## Problem to work on
Exactly reproduce each entry, leaving out nothing.

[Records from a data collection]
================

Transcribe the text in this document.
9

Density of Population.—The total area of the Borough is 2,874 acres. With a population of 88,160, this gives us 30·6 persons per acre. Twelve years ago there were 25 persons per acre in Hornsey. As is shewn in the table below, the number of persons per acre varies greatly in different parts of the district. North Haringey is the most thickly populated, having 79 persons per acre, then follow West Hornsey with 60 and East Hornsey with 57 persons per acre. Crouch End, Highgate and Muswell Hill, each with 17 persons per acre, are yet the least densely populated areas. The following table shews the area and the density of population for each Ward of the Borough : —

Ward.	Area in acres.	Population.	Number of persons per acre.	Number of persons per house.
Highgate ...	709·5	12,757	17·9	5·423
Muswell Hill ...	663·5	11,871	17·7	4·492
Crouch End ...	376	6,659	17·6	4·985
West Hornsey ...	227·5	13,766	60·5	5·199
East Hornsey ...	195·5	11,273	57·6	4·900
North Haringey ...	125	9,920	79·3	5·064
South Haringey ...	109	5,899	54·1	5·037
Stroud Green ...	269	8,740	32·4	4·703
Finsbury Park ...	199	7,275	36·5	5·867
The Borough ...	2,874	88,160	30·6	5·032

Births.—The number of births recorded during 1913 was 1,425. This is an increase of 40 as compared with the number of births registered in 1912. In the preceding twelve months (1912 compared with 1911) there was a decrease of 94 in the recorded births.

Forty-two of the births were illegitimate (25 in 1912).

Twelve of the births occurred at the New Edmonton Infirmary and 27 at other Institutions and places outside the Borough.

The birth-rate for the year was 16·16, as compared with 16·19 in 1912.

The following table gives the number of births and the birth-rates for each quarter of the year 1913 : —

================

## Expected answer
Transcribe the text in this document.
9

Density of Population.—The total area of the Borough is 2,874 acres. With a population of 88,160, this gives us 30·6 persons per acre. Twelve years ago there were 25 persons per acre in Hornsey. As is shewn in the table below, the number of persons per acre varies greatly in different parts of the district. North Haringey is the most thickly populated, having 79 persons per acre, then follow West Hornsey with 60 and East Hornsey with 57 persons per acre. Crouch End, Highgate and Muswell Hill, each with 17 persons per acre, are yet the least densely populated areas. The following table shews the area and the density of population for each Ward of the Borough : —

Ward.	Area in acres.	Population.	Number of persons per acre.	Number of persons per house.
Highgate ...	709·5	12,757	17·9	5·423
Muswell Hill ...	663·5	11,871	17·7	4·492
Crouch End ...	376	6,659	17·6	4·985
West Hornsey ...	227·5	13,766	60·5	5·199
East Hornsey ...	195·5	11,273	57·6	4·900
North Haringey ...	125	9,920	79·3	5·064
South Haringey ...	109	5,899	54·1	5·037
Stroud Green ...	269	8,740	32·4	4·703
Finsbury Park ...	199	7,275	36·5	5·867
The Borough ...	2,874	88,160	30·6	5·032

Births.—The number of births recorded during 1913 was 1,425. This is an increase of 40 as compared with the number of births registered in 1912. In the preceding twelve months (1912 compared with 1911) there was a decrease of 94 in the recorded births.

Forty-two of the births were illegitimate (25 in 1912).

Twelve of the births occurred at the New Edmonton Infirmary and 27 at other Institutions and places outside the Borough.

The birth-rate for the year was 16·16, as compared with 16·19 in 1912.

The following table gives the number of births and the birth-rates for each quarter of the year 1913 : —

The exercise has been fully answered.